## Supplied information:
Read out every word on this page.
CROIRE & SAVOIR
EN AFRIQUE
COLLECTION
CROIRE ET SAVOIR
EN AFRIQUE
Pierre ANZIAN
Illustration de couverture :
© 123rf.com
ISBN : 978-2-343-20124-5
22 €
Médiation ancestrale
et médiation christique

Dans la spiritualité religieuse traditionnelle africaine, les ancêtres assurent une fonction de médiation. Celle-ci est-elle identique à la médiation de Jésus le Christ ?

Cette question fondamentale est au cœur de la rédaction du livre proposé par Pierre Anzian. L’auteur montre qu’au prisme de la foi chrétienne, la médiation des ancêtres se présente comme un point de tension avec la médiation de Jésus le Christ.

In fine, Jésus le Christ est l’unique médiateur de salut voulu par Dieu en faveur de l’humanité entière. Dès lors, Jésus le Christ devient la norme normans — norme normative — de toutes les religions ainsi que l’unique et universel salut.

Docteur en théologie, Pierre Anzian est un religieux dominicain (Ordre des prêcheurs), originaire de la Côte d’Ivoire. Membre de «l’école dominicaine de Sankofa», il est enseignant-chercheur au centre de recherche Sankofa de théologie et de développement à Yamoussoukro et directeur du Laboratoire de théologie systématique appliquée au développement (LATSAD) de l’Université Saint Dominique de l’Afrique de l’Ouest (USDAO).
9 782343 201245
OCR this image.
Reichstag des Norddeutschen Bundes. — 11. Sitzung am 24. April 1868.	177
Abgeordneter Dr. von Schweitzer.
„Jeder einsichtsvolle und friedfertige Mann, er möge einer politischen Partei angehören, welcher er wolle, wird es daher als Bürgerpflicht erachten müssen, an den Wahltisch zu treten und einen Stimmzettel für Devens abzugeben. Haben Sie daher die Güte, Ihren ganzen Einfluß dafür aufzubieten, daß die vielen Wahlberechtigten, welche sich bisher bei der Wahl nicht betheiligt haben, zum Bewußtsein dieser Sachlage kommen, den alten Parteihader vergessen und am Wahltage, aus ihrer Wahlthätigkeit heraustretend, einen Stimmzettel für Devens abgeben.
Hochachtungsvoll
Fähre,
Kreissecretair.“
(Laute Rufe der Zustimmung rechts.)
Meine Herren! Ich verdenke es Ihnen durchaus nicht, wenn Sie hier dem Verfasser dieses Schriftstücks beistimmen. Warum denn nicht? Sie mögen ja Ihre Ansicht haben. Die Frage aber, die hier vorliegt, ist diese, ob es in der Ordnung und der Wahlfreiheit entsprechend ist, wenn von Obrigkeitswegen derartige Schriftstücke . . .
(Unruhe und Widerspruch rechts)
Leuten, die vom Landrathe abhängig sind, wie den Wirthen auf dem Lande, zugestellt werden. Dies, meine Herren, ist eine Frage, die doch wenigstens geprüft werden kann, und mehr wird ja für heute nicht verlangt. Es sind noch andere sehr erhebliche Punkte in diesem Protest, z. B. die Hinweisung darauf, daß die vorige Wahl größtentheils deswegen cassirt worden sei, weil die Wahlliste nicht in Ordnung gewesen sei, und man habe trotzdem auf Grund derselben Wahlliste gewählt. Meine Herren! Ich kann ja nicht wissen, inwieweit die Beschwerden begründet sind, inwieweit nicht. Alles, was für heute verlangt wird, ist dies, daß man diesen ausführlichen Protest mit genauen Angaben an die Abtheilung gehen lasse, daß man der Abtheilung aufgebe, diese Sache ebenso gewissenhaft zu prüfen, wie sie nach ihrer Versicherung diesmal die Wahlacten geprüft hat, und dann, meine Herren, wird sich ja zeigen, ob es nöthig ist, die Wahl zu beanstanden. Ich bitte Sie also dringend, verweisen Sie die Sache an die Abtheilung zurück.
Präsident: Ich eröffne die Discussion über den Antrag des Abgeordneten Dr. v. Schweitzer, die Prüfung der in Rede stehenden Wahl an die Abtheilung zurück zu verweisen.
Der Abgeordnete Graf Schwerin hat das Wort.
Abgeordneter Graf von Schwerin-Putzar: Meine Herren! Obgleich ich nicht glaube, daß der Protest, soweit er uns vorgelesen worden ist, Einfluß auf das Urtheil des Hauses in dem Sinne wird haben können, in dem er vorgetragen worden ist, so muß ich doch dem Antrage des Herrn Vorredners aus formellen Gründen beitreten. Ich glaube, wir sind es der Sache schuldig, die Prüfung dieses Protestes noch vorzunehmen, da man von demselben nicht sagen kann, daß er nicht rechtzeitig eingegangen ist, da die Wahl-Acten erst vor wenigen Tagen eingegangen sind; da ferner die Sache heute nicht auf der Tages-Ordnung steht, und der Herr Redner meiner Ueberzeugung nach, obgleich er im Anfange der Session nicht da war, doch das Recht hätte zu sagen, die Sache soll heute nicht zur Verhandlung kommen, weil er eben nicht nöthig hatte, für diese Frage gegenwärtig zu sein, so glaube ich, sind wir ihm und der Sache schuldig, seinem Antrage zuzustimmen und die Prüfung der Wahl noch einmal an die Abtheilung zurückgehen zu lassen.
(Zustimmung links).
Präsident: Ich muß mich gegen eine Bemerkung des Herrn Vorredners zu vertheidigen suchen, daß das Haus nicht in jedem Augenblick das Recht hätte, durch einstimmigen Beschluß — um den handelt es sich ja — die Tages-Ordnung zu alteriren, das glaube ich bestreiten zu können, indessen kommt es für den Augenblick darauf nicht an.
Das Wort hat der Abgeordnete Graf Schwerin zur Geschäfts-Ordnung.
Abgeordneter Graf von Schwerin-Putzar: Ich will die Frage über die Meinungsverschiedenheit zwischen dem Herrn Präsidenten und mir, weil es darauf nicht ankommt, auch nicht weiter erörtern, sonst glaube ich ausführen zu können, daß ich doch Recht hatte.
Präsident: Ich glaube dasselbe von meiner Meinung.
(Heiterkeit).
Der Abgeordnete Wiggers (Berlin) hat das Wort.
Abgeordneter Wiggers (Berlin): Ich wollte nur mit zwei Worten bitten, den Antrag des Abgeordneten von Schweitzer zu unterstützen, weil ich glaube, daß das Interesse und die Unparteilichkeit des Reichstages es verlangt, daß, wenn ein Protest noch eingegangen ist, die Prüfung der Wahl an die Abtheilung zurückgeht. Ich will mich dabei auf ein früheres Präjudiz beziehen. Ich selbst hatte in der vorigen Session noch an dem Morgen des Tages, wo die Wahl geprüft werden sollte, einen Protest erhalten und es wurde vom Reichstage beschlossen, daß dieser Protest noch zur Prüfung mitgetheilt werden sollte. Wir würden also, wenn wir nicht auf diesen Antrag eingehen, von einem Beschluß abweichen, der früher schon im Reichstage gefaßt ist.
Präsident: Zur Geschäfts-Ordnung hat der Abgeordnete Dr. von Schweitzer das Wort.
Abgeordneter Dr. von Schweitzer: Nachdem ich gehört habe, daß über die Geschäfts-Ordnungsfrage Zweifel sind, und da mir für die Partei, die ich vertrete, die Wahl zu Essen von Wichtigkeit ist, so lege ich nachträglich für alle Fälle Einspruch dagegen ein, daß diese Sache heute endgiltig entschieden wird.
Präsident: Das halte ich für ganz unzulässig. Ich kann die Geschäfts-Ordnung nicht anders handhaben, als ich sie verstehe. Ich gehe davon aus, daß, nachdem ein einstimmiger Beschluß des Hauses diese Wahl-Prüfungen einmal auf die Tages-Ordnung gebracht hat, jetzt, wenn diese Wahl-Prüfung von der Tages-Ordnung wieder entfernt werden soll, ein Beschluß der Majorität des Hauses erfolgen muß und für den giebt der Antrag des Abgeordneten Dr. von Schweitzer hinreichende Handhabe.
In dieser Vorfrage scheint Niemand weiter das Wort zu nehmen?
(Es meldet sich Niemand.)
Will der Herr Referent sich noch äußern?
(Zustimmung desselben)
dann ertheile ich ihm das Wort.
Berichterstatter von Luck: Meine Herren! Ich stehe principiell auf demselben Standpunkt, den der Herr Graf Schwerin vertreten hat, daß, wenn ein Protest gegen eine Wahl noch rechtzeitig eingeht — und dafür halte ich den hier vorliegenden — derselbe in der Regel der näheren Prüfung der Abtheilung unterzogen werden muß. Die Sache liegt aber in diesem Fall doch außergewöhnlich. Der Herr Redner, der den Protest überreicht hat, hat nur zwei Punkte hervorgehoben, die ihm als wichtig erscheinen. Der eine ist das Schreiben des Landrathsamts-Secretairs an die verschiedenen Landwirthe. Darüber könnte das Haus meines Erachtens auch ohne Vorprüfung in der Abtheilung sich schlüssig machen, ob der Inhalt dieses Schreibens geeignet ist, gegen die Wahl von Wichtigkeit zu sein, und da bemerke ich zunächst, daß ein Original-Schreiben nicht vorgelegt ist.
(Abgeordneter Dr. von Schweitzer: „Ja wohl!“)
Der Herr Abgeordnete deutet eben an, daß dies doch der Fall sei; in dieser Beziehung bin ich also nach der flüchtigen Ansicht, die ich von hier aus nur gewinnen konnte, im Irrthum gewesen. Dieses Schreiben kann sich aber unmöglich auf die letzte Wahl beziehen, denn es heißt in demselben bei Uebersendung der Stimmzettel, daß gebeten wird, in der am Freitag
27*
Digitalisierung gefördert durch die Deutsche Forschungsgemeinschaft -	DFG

## Directions for this task:
Filter the records above and return every line that holds the word "darauf".

## Solution:
Leuten, die vom Landrathe abhängig sind, wie den Wirthen auf dem Lande, zugestellt werden. Dies, meine Herren, ist eine Frage, die doch wenigstens geprüft werden kann, und mehr wird ja für heute nicht verlangt. Es sind noch andere sehr erhebliche Punkte in diesem Protest, z. B. die Hinweisung darauf, daß die vorige Wahl größtentheils deswegen cassirt worden sei, weil die Wahlliste nicht in Ordnung gewesen sei, und man habe trotzdem auf Grund derselben Wahlliste gewählt. Meine Herren! Ich kann ja nicht wissen, inwieweit die Beschwerden begründet sind, inwieweit nicht. Alles, was für heute verlangt wird, ist dies, daß man diesen ausführlichen Protest mit genauen Angaben an die Abtheilung gehen lasse, daß man der Abtheilung aufgebe, diese Sache ebenso gewissenhaft zu prüfen, wie sie nach ihrer Versicherung diesmal die Wahlacten geprüft hat, und dann, meine Herren, wird sich ja zeigen, ob es nöthig ist, die Wahl zu beanstanden. Ich bitte Sie also dringend, verweisen Sie die Sache an die Abtheilung zurück.
Präsident: Ich muß mich gegen eine Bemerkung des Herrn Vorredners zu vertheidigen suchen, daß das Haus nicht in jedem Augenblick das Recht hätte, durch einstimmigen Beschluß — um den handelt es sich ja — die Tages-Ordnung zu alteriren, das glaube ich bestreiten zu können, indessen kommt es für den Augenblick darauf nicht an.
Abgeordneter Graf von Schwerin-Putzar: Ich will die Frage über die Meinungsverschiedenheit zwischen dem Herrn Präsidenten und mir, weil es darauf nicht ankommt, auch nicht weiter erörtern, sonst glaube ich ausführen zu können, daß ich doch Recht hatte.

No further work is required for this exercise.